Items from a figure collection »
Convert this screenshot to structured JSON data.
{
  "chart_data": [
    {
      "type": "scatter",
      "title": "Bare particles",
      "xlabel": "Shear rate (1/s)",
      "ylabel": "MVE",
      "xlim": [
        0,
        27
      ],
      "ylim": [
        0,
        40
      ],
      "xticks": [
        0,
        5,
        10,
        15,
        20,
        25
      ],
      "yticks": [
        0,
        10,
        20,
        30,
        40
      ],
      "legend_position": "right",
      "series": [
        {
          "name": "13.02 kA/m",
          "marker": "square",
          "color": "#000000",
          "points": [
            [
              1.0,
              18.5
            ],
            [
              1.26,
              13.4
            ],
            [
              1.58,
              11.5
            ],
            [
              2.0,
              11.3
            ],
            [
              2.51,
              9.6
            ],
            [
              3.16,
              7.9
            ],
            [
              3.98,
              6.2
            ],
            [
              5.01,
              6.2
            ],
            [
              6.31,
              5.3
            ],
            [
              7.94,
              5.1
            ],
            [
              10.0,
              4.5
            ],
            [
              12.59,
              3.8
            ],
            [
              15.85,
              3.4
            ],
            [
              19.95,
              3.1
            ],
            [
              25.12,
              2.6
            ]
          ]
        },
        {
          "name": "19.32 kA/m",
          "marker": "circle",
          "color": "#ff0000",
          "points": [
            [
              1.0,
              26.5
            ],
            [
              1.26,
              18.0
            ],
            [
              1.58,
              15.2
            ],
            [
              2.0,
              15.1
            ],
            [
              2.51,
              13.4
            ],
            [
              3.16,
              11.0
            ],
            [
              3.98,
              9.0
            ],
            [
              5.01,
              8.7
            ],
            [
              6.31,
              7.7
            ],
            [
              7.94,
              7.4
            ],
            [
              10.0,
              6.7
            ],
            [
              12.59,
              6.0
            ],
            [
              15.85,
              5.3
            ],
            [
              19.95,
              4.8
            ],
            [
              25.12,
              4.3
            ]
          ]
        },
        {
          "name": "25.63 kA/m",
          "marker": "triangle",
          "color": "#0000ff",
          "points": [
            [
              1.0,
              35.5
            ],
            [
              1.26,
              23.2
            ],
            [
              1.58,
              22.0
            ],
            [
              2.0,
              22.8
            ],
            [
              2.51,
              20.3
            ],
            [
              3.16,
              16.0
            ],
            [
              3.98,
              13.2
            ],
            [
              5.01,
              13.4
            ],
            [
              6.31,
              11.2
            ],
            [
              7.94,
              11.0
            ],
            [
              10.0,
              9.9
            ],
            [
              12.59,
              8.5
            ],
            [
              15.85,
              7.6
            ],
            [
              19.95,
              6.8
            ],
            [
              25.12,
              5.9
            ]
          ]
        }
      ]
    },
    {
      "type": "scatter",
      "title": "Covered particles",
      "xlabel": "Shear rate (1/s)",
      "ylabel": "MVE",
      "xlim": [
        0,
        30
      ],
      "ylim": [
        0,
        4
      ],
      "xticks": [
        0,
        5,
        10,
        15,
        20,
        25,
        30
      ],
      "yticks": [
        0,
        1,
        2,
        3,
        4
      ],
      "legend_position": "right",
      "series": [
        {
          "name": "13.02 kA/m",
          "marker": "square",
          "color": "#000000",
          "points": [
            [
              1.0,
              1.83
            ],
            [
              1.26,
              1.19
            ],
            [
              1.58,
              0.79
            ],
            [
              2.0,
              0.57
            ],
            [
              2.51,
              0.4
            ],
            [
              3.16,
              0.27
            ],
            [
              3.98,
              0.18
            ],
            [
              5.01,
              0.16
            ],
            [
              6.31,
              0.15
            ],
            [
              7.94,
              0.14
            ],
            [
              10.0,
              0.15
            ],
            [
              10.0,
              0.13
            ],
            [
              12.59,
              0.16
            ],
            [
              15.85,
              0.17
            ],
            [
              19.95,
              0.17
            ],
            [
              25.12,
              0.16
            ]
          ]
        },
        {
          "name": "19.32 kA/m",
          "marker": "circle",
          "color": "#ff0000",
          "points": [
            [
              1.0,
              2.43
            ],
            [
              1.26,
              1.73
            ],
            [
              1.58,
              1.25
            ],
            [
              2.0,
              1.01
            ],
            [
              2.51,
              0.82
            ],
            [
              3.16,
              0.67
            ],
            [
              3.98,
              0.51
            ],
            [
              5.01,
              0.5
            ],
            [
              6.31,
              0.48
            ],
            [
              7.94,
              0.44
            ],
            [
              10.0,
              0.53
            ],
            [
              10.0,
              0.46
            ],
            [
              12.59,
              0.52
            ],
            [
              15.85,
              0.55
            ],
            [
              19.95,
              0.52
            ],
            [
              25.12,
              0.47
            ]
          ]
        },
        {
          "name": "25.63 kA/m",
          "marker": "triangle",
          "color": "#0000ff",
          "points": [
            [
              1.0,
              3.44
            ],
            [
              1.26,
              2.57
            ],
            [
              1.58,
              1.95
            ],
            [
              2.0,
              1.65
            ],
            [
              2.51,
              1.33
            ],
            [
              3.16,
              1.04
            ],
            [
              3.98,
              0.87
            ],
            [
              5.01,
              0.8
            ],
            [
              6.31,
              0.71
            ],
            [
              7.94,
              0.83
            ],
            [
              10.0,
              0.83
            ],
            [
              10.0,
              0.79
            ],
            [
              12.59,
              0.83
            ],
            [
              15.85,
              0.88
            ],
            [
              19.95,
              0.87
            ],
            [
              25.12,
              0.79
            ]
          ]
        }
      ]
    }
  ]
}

EXERCISE PROMPT »
Repeat the data above, word for word.

ANSWER TO THE EXERCISE »
Convert this screenshot to structured JSON data.
{
  "chart_data": [
    {
      "type": "scatter",
      "title": "Bare particles",
      "xlabel": "Shear rate (1/s)",
      "ylabel": "MVE",
      "xlim": [
        0,
        27
      ],
      "ylim": [
        0,
        40
      ],
      "xticks": [
        0,
        5,
        10,
        15,
        20,
        25
      ],
      "yticks": [
        0,
        10,
        20,
        30,
        40
      ],
      "legend_position": "right",
      "series": [
        {
          "name": "13.02 kA/m",
          "marker": "square",
          "color": "#000000",
          "points": [
            [
              1.0,
              18.5
            ],
            [
              1.26,
              13.4
            ],
            [
              1.58,
              11.5
            ],
            [
              2.0,
              11.3
            ],
            [
              2.51,
              9.6
            ],
            [
              3.16,
              7.9
            ],
            [
              3.98,
              6.2
            ],
            [
              5.01,
              6.2
            ],
            [
              6.31,
              5.3
            ],
            [
              7.94,
              5.1
            ],
            [
              10.0,
              4.5
            ],
            [
              12.59,
              3.8
            ],
            [
              15.85,
              3.4
            ],
            [
              19.95,
              3.1
            ],
            [
              25.12,
              2.6
            ]
          ]
        },
        {
          "name": "19.32 kA/m",
          "marker": "circle",
          "color": "#ff0000",
          "points": [
            [
              1.0,
              26.5
            ],
            [
              1.26,
              18.0
            ],
            [
              1.58,
              15.2
            ],
            [
              2.0,
              15.1
            ],
            [
              2.51,
              13.4
            ],
            [
              3.16,
              11.0
            ],
            [
              3.98,
              9.0
            ],
            [
              5.01,
              8.7
            ],
            [
              6.31,
              7.7
            ],
            [
              7.94,
              7.4
            ],
            [
              10.0,
              6.7
            ],
            [
              12.59,
              6.0
            ],
            [
              15.85,
              5.3
            ],
            [
              19.95,
              4.8
            ],
            [
              25.12,
              4.3
            ]
          ]
        },
        {
          "name": "25.63 kA/m",
          "marker": "triangle",
          "color": "#0000ff",
          "points": [
            [
              1.0,
              35.5
            ],
            [
              1.26,
              23.2
            ],
            [
              1.58,
              22.0
            ],
            [
              2.0,
              22.8
            ],
            [
              2.51,
              20.3
            ],
            [
              3.16,
              16.0
            ],
            [
              3.98,
              13.2
            ],
            [
              5.01,
              13.4
            ],
            [
              6.31,
              11.2
            ],
            [
              7.94,
              11.0
            ],
            [
              10.0,
              9.9
            ],
            [
              12.59,
              8.5
            ],
            [
              15.85,
              7.6
            ],
            [
              19.95,
              6.8
            ],
            [
              25.12,
              5.9
            ]
          ]
        }
      ]
    },
    {
      "type": "scatter",
      "title": "Covered particles",
      "xlabel": "Shear rate (1/s)",
      "ylabel": "MVE",
      "xlim": [
        0,
        30
      ],
      "ylim": [
        0,
        4
      ],
      "xticks": [
        0,
        5,
        10,
        15,
        20,
        25,
        30
      ],
      "yticks": [
        0,
        1,
        2,
        3,
        4
      ],
      "legend_position": "right",
      "series": [
        {
          "name": "13.02 kA/m",
          "marker": "square",
          "color": "#000000",
          "points": [
            [
              1.0,
              1.83
            ],
            [
              1.26,
              1.19
            ],
            [
              1.58,
              0.79
            ],
            [
              2.0,
              0.57
            ],
            [
              2.51,
              0.4
            ],
            [
              3.16,
              0.27
            ],
            [
              3.98,
              0.18
            ],
            [
              5.01,
              0.16
            ],
            [
              6.31,
              0.15
            ],
            [
              7.94,
              0.14
            ],
            [
              10.0,
              0.15
            ],
            [
              10.0,
              0.13
            ],
            [
              12.59,
              0.16
            ],
            [
              15.85,
              0.17
            ],
            [
              19.95,
              0.17
            ],
            [
              25.12,
              0.16
            ]
          ]
        },
        {
          "name": "19.32 kA/m",
          "marker": "circle",
          "color": "#ff0000",
          "points": [
            [
              1.0,
              2.43
            ],
            [
              1.26,
              1.73
            ],
            [
              1.58,
              1.25
            ],
            [
              2.0,
              1.01
            ],
            [
              2.51,
              0.82
            ],
            [
              3.16,
              0.67
            ],
            [
              3.98,
              0.51
            ],
            [
              5.01,
              0.5
            ],
            [
              6.31,
              0.48
            ],
            [
              7.94,
              0.44
            ],
            [
              10.0,
              0.53
            ],
            [
              10.0,
              0.46
            ],
            [
              12.59,
              0.52
            ],
            [
              15.85,
              0.55
            ],
            [
              19.95,
              0.52
            ],
            [
              25.12,
              0.47
            ]
          ]
        },
        {
          "name": "25.63 kA/m",
          "marker": "triangle",
          "color": "#0000ff",
          "points": [
            [
              1.0,
              3.44
            ],
            [
              1.26,
              2.57
            ],
            [
              1.58,
              1.95
            ],
            [
              2.0,
              1.65
            ],
            [
              2.51,
              1.33
            ],
            [
              3.16,
              1.04
            ],
            [
              3.98,
              0.87
            ],
            [
              5.01,
              0.8
            ],
            [
              6.31,
              0.71
            ],
            [
              7.94,
              0.83
            ],
            [
              10.0,
              0.83
            ],
            [
              10.0,
              0.79
            ],
            [
              12.59,
              0.83
            ],
            [
              15.85,
              0.88
            ],
            [
              19.95,
              0.87
            ],
            [
              25.12,
              0.79
            ]
          ]
        }
      ]
    }
  ]
}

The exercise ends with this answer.